■ Given task
Below are records; count the lines in them that hold "tokens" and give only the count.

■ Rows
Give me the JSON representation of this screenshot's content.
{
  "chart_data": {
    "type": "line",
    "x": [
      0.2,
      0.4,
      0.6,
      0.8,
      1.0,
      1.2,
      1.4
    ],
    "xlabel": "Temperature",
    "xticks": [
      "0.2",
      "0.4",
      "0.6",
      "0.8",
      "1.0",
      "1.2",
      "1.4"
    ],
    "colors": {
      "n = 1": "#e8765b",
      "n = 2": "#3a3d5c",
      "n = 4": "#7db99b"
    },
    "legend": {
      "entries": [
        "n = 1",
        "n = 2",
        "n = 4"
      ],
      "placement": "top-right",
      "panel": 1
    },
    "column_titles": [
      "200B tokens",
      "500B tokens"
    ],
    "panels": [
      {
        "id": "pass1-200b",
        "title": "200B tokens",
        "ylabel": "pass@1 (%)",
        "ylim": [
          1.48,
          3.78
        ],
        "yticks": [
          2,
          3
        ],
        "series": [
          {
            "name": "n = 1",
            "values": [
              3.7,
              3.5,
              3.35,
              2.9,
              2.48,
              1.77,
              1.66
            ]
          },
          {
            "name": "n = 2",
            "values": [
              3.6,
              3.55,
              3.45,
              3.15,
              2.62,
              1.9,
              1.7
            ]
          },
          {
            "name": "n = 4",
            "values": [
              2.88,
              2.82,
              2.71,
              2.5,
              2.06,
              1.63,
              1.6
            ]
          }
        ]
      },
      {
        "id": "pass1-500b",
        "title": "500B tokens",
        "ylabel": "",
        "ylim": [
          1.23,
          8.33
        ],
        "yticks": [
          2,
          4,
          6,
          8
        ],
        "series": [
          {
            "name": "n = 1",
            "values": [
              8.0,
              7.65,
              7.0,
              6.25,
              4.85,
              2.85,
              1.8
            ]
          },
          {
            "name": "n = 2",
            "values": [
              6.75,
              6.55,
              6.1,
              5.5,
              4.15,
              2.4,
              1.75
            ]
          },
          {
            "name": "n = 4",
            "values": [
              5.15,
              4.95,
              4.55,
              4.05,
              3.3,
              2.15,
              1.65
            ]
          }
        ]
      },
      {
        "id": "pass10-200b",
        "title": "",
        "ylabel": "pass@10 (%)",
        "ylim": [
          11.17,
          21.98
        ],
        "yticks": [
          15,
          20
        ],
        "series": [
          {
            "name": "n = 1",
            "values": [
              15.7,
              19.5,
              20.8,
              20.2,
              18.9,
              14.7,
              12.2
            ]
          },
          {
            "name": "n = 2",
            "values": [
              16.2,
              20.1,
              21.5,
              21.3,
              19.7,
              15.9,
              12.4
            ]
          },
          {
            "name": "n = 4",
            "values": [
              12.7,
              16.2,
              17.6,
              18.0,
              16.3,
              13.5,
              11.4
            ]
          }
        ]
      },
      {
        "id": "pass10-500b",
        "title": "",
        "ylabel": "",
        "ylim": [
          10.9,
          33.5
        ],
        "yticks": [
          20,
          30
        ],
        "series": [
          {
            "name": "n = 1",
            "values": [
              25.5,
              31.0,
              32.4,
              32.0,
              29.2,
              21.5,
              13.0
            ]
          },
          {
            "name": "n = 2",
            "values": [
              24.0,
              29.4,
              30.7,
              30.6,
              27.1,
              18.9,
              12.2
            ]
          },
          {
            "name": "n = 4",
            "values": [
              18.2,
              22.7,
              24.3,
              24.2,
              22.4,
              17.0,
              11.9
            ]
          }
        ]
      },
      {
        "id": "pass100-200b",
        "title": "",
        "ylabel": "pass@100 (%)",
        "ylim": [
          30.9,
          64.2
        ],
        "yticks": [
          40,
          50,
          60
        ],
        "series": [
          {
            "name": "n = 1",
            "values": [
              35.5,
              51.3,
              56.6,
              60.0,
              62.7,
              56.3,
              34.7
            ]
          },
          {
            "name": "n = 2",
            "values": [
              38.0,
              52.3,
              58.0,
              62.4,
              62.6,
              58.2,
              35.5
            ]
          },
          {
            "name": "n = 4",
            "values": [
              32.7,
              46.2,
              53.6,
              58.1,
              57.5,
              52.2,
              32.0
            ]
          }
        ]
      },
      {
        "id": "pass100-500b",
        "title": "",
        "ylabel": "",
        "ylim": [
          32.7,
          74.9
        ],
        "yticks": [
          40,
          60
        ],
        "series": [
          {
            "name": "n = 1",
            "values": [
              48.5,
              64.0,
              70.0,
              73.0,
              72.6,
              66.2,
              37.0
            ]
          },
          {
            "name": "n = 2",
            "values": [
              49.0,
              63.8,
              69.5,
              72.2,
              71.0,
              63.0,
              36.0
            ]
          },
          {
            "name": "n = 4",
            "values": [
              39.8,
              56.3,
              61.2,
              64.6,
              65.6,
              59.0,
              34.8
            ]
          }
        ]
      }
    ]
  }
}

■ Right answer
4